* _MATERIAL SHOWN_
• • •

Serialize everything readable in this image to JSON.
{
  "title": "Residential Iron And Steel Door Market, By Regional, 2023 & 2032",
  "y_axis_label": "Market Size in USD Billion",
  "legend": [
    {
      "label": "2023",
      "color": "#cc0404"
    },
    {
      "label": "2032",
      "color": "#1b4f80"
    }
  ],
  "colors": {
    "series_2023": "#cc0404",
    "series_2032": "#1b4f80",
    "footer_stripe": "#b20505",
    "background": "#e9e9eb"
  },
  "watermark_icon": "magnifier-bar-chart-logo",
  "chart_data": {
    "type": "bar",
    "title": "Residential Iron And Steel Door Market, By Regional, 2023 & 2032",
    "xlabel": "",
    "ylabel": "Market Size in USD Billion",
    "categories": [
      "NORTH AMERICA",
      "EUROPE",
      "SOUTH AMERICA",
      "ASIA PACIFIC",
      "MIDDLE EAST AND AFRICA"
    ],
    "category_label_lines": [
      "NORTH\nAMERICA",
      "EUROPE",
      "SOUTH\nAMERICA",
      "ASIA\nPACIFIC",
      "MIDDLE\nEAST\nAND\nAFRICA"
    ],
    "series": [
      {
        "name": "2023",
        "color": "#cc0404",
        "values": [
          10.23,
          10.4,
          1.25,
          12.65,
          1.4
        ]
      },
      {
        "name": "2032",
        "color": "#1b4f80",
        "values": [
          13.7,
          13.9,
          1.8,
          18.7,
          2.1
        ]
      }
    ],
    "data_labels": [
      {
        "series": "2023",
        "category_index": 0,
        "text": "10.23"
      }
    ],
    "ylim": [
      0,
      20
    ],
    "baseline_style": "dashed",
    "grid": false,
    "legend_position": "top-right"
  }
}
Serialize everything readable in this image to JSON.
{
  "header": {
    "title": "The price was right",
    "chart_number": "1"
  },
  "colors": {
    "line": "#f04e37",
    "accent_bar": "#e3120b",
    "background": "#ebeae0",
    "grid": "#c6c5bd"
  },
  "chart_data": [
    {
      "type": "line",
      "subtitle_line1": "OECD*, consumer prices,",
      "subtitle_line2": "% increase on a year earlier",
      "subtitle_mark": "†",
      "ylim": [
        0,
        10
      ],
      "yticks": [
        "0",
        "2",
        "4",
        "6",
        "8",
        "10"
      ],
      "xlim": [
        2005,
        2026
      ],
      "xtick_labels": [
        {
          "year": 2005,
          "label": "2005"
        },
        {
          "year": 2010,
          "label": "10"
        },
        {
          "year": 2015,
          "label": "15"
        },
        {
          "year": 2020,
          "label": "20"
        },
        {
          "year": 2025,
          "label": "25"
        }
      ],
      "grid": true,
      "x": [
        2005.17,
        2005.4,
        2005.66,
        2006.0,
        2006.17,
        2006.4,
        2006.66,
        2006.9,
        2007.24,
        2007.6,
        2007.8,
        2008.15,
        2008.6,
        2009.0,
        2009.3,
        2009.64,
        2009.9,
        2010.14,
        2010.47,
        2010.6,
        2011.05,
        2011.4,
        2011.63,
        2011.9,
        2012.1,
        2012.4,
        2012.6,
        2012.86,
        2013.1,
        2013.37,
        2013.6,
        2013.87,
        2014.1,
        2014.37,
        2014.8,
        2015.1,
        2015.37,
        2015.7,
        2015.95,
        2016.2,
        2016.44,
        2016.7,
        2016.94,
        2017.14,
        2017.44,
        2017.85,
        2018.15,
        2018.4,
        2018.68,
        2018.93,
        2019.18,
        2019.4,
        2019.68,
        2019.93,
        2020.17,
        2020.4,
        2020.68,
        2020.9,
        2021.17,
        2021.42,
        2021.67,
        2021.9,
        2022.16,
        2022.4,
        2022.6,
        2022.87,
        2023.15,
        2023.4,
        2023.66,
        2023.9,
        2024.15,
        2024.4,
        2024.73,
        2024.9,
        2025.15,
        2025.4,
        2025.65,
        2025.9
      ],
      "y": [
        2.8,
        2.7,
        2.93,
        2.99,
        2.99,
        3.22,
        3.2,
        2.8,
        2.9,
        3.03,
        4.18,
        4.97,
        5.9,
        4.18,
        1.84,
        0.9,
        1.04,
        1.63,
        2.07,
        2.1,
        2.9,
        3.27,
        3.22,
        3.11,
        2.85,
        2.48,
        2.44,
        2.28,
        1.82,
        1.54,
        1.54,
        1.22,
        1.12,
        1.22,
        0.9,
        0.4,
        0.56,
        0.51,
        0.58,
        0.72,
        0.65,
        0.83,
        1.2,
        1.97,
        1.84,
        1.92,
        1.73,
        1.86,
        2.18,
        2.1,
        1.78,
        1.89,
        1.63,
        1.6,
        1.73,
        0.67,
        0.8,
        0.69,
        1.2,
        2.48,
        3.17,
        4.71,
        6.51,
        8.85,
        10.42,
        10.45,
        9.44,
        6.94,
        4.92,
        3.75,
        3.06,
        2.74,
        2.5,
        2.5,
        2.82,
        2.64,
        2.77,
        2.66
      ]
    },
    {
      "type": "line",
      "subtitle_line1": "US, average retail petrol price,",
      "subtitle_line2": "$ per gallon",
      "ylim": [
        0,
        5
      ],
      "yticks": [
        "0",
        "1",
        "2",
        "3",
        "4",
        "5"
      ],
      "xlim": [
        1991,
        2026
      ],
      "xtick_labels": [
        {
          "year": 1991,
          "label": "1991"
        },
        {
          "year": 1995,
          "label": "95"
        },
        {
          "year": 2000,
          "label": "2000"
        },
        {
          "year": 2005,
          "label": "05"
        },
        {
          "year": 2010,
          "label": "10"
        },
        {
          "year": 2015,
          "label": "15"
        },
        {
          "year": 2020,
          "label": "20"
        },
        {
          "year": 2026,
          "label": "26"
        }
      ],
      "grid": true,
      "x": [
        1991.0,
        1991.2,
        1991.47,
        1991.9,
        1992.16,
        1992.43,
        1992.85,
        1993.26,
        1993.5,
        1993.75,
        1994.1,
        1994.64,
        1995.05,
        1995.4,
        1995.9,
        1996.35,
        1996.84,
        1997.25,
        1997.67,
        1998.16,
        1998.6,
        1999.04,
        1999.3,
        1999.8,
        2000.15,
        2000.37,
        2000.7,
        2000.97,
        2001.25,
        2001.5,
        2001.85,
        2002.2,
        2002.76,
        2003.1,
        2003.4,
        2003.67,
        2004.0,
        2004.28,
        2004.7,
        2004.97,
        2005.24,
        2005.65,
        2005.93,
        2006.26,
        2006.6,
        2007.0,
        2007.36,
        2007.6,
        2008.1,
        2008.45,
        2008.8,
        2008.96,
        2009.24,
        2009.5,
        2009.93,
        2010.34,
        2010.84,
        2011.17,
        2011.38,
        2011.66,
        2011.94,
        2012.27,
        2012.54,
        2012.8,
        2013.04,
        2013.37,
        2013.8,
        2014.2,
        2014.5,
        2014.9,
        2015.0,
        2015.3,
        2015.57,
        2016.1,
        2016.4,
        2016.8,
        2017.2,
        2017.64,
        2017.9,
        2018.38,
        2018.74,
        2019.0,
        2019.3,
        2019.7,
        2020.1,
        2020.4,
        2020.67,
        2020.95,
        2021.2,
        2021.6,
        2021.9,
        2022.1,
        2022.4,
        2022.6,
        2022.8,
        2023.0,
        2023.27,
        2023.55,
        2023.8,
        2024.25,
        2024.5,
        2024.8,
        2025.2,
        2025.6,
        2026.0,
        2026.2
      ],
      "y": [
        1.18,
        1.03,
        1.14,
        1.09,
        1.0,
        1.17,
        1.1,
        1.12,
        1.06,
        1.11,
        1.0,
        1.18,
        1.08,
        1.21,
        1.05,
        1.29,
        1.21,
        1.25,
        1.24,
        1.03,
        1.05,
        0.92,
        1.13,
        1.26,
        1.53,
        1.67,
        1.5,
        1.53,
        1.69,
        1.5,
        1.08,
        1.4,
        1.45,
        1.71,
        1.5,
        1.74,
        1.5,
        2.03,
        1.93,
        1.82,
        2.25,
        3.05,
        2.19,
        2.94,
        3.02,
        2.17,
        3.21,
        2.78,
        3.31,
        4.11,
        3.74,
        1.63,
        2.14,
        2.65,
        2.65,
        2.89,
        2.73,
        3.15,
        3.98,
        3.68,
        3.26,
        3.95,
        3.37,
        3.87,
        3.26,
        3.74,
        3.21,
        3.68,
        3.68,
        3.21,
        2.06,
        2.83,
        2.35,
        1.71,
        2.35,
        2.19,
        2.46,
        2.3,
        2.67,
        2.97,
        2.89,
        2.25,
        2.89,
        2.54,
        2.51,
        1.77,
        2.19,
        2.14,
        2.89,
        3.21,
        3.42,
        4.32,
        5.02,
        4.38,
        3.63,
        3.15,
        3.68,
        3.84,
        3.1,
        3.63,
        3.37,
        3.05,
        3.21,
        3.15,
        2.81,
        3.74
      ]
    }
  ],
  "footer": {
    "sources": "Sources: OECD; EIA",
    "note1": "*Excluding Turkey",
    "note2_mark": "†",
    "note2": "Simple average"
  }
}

• • •

* _WHAT THE TASK REQUIRES_
Determine how many of the lines above hold the word "right", and output that number by itself.

* _WRITTEN REPLY_
2